* Begin EXERCISE MATERIAL *

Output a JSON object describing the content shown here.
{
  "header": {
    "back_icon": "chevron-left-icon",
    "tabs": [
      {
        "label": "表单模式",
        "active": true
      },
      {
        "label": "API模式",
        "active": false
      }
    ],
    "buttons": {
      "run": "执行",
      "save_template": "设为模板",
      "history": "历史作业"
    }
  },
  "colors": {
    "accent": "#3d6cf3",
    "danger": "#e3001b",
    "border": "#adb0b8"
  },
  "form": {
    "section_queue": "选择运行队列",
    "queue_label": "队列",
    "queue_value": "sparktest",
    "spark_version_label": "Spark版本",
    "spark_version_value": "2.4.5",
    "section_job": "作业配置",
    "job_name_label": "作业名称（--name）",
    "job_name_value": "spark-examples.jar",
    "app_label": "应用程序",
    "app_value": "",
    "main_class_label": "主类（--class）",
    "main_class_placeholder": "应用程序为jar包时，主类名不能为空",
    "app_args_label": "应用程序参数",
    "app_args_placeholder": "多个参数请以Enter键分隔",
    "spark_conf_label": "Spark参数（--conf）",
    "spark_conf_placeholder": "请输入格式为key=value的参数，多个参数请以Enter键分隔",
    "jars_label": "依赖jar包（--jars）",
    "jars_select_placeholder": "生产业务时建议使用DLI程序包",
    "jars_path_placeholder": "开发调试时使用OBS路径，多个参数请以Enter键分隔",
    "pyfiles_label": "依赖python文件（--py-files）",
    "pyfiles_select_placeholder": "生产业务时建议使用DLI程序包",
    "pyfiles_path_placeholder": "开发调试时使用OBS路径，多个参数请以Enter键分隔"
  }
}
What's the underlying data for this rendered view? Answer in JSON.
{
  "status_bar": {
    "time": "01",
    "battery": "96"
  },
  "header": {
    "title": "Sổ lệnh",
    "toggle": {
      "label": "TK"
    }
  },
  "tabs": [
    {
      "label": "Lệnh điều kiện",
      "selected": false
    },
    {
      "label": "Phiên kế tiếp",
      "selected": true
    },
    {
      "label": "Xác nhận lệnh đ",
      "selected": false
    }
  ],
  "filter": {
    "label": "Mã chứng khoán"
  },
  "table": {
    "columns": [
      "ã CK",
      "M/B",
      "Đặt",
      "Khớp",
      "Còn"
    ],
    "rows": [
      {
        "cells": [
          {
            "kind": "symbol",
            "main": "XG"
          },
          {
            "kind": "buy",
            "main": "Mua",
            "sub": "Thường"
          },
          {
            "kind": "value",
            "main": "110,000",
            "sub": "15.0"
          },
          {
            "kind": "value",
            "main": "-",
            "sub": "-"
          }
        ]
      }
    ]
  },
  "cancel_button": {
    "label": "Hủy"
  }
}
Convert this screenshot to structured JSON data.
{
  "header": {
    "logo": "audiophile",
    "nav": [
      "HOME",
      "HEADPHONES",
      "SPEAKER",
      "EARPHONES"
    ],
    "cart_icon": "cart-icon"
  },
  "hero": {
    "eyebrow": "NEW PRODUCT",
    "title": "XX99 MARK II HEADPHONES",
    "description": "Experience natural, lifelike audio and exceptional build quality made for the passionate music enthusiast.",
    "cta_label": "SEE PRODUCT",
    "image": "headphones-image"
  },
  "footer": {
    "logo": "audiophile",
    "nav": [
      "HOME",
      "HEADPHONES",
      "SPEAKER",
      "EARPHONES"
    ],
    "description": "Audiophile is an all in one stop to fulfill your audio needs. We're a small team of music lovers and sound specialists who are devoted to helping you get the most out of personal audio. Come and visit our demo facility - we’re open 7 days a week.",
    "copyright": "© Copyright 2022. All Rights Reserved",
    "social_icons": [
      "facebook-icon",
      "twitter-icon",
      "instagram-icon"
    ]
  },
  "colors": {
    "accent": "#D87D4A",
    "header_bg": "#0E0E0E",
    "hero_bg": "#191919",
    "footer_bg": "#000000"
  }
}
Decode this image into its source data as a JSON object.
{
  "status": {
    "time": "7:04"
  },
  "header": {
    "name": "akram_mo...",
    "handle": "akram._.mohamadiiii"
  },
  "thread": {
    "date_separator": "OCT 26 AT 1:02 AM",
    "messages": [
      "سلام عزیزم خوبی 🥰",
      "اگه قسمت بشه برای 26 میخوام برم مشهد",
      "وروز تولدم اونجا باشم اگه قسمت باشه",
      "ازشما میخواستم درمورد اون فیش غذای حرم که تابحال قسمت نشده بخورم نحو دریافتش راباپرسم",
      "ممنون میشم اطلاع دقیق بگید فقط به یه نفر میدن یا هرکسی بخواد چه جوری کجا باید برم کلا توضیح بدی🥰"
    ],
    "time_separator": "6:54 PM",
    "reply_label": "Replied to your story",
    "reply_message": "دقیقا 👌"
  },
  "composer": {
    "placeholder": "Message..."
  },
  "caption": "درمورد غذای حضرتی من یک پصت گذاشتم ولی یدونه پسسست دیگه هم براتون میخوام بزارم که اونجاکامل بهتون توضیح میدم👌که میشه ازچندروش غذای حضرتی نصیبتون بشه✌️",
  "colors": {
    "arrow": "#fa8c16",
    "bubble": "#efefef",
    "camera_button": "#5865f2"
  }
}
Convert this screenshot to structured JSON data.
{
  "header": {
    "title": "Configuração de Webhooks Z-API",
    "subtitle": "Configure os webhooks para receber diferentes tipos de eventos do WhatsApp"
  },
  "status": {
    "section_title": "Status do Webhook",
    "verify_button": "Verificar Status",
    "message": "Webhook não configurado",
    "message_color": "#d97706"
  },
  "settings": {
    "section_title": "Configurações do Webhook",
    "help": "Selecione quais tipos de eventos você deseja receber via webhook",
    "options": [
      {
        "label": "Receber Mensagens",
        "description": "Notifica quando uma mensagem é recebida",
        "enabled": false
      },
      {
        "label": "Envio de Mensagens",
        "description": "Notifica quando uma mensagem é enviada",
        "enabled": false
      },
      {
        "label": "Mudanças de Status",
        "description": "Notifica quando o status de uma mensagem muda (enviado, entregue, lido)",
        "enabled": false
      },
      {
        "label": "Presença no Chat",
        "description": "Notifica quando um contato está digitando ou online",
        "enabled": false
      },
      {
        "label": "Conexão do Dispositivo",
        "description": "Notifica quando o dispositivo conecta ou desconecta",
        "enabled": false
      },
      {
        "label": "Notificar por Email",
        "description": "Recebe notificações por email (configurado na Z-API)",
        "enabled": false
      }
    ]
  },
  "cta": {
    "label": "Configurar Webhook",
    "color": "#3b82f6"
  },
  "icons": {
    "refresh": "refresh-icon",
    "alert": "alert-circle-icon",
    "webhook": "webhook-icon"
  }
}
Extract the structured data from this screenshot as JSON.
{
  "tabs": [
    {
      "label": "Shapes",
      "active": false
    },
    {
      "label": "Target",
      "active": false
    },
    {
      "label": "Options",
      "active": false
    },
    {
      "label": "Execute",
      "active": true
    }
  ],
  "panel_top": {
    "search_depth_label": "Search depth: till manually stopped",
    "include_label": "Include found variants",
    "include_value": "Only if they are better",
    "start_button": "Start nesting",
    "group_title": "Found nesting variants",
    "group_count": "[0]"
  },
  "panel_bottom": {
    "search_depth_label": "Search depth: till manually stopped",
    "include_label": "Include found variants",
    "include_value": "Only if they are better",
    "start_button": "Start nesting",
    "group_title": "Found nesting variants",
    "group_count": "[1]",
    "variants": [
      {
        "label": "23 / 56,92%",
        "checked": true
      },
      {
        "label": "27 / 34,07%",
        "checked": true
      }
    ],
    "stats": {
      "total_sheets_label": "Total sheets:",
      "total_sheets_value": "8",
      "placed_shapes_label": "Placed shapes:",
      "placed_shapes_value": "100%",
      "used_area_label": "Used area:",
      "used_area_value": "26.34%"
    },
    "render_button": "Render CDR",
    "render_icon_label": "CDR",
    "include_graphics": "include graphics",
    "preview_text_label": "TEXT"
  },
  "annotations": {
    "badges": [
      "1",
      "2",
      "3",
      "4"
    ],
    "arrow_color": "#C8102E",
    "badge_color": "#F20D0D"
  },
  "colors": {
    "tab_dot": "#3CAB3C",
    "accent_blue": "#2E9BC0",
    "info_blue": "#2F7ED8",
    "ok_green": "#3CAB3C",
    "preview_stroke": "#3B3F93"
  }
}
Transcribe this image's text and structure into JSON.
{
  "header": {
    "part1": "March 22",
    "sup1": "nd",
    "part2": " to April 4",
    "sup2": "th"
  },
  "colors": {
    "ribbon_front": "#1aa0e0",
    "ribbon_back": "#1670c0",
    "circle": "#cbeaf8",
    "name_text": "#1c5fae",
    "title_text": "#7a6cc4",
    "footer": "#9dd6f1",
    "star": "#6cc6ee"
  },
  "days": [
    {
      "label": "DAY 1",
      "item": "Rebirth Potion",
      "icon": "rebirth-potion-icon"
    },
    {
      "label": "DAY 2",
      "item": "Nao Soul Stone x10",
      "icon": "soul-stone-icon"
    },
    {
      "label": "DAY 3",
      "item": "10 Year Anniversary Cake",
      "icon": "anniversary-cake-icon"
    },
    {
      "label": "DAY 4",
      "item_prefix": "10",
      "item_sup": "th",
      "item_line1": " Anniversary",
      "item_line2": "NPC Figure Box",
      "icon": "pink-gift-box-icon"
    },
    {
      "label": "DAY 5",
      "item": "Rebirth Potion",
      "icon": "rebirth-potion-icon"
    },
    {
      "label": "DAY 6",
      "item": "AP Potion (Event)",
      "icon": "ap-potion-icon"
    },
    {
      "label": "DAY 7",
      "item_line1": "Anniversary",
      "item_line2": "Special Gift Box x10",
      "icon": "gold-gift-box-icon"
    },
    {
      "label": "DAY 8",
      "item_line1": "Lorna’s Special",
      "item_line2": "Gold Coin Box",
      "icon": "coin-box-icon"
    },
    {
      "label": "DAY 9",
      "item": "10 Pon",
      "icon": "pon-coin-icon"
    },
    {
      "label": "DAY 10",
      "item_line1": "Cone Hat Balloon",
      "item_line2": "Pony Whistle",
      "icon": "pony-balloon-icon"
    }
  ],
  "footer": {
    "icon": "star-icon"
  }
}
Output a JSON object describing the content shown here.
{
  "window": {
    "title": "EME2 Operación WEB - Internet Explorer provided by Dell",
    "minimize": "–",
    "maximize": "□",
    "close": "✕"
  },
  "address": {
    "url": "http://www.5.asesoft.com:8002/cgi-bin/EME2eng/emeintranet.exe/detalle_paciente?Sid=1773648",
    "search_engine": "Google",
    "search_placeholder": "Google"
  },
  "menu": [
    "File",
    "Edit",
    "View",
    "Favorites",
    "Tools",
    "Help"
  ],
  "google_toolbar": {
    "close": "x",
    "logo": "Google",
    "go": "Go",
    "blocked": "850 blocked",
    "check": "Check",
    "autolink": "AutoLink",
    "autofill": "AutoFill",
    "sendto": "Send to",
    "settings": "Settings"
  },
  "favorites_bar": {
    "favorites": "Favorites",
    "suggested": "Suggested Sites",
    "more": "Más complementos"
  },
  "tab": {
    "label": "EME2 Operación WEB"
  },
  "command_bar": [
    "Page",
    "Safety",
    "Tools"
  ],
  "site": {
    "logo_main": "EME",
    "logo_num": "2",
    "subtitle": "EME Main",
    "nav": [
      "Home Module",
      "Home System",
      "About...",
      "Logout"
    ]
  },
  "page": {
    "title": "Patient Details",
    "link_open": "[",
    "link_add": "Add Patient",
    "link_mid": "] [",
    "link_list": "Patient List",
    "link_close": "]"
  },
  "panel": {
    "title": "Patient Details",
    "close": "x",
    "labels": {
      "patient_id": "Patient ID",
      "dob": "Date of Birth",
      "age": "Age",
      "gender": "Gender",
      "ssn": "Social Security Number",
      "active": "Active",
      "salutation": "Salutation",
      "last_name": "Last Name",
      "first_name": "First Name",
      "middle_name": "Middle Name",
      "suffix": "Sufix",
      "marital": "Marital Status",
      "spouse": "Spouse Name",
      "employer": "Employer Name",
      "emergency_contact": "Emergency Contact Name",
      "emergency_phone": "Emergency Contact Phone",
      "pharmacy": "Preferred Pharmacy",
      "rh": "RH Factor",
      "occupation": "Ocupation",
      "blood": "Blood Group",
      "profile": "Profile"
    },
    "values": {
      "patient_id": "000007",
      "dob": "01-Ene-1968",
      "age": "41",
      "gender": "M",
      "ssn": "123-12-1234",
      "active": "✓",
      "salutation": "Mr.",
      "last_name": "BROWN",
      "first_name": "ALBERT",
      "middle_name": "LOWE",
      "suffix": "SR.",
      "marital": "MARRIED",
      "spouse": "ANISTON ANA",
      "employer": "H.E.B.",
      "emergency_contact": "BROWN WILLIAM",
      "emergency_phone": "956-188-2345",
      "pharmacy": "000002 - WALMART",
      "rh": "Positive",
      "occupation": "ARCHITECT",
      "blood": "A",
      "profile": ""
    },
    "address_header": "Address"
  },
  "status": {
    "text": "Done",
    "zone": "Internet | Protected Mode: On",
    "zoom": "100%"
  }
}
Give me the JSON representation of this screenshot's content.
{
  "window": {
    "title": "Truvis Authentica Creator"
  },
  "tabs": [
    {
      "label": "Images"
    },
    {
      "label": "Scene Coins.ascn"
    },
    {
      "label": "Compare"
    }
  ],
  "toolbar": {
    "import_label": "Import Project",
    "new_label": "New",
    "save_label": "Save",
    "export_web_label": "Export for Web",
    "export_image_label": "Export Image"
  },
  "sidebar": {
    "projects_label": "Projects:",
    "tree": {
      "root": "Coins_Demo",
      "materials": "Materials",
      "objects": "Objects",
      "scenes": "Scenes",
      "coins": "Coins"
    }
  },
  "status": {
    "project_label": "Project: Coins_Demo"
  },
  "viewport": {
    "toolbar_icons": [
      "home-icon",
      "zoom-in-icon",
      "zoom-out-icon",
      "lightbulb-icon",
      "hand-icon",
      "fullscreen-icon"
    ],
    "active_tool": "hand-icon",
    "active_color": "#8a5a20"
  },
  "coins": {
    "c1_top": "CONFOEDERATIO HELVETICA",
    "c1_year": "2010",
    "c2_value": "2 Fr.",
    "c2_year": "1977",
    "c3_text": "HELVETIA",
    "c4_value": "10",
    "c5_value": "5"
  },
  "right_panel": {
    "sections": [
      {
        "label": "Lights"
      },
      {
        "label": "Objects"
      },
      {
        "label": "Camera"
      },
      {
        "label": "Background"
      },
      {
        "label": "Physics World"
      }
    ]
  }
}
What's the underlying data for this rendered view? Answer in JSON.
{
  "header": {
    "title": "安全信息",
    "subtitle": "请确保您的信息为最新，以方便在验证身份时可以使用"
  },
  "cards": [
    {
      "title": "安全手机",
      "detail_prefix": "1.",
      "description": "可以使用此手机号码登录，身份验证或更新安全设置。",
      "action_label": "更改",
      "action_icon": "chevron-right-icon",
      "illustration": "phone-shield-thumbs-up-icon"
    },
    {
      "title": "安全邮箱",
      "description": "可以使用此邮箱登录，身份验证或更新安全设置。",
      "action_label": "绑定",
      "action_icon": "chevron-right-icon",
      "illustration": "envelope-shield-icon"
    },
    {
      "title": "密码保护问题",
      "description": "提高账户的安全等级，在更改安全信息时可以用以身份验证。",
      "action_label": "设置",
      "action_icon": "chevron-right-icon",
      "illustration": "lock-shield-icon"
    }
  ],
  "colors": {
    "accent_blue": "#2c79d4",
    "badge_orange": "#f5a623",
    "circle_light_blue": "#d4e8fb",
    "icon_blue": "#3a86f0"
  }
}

* End EXERCISE MATERIAL *

#### TASK GOAL
Write out every line of the entries that holds the word "JSON".

#### RESPONSE TO THE EXERCISE
Output a JSON object describing the content shown here.
What's the underlying data for this rendered view? Answer in JSON.
Convert this screenshot to structured JSON data.
Decode this image into its source data as a JSON object.
Convert this screenshot to structured JSON data.
Extract the structured data from this screenshot as JSON.
Transcribe this image's text and structure into JSON.
Output a JSON object describing the content shown here.
Give me the JSON representation of this screenshot's content.
What's the underlying data for this rendered view? Answer in JSON.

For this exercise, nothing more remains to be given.